Stored items from a collection:
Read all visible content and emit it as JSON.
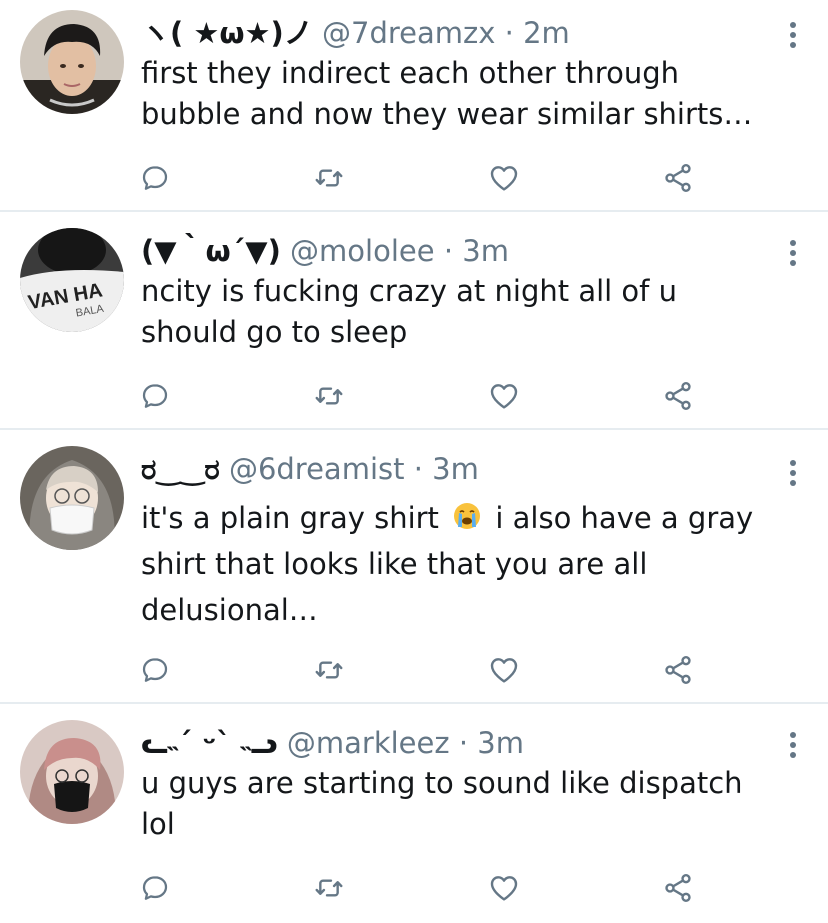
{
  "tweets": [
    {
      "display_name": "ヽ( ★ω★)ノ",
      "handle": "@7dreamzx",
      "separator": "·",
      "time": "2m",
      "text": "first they indirect each other through bubble and now they wear similar shirts…"
    },
    {
      "display_name": "(▼｀ω´▼)",
      "handle": "@mololee",
      "separator": "·",
      "time": "3m",
      "text": "ncity is fucking crazy at night all of u should go to sleep",
      "avatar_shirt_text_1": "VAN HA",
      "avatar_shirt_text_2": "BALA"
    },
    {
      "display_name": "ರ‿‿ರ",
      "handle": "@6dreamist",
      "separator": "·",
      "time": "3m",
      "text_before_emoji": "it's a plain gray shirt",
      "emoji": "loudly-crying-face",
      "text_after_emoji": "i also have a gray shirt that looks like that you are all delusional…"
    },
    {
      "display_name": "ᓚ˵´ ᵕ` ˵ᓗ",
      "handle": "@markleez",
      "separator": "·",
      "time": "3m",
      "text": "u guys are starting to sound like dispatch lol"
    }
  ],
  "icons": {
    "reply": "reply-icon",
    "retweet": "retweet-icon",
    "like": "heart-icon",
    "share": "share-icon",
    "menu": "more-vertical-icon"
  },
  "colors": {
    "icon": "#657786",
    "divider": "#e6ecf0",
    "text": "#14171a"
  }
}
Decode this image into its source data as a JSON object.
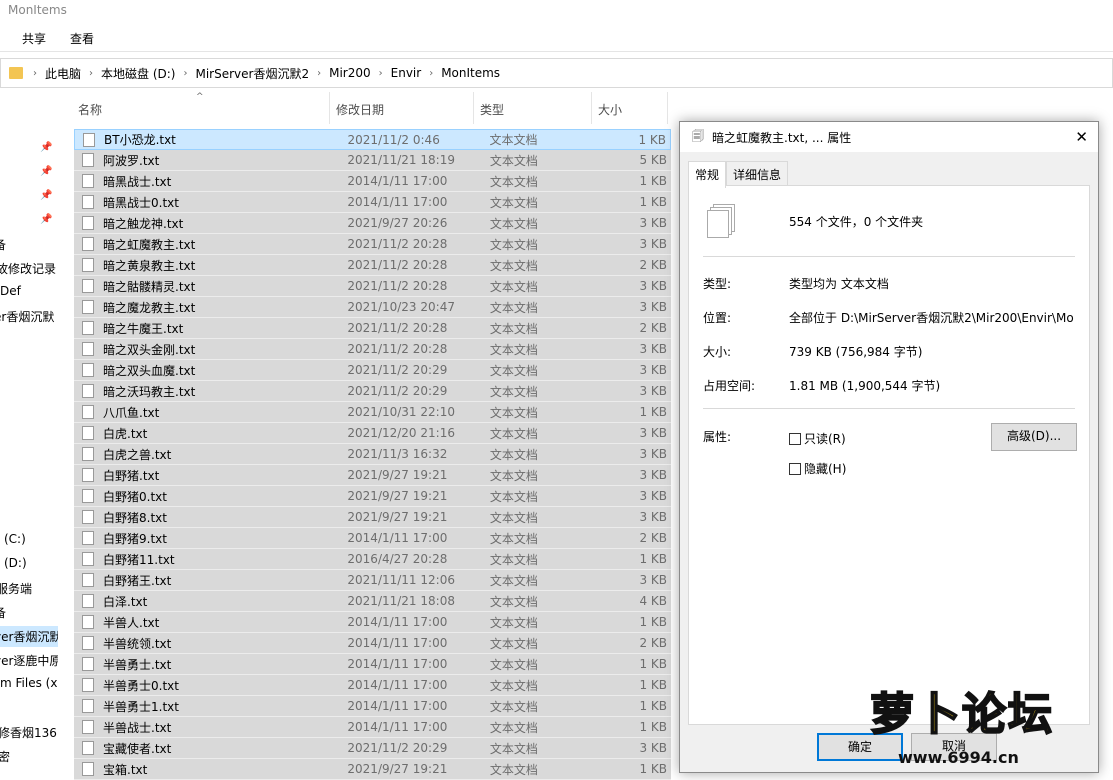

■ WHAT YOU WILL DO ■
Copy each line of the preceding data that contains the string "like".

■ TASK ANSWER ■
      "text_after_emoji": "i also have a gray shirt that looks like that you are all delusional…"
      "text": "u guys are starting to sound like dispatch lol"
    "like": "heart-icon",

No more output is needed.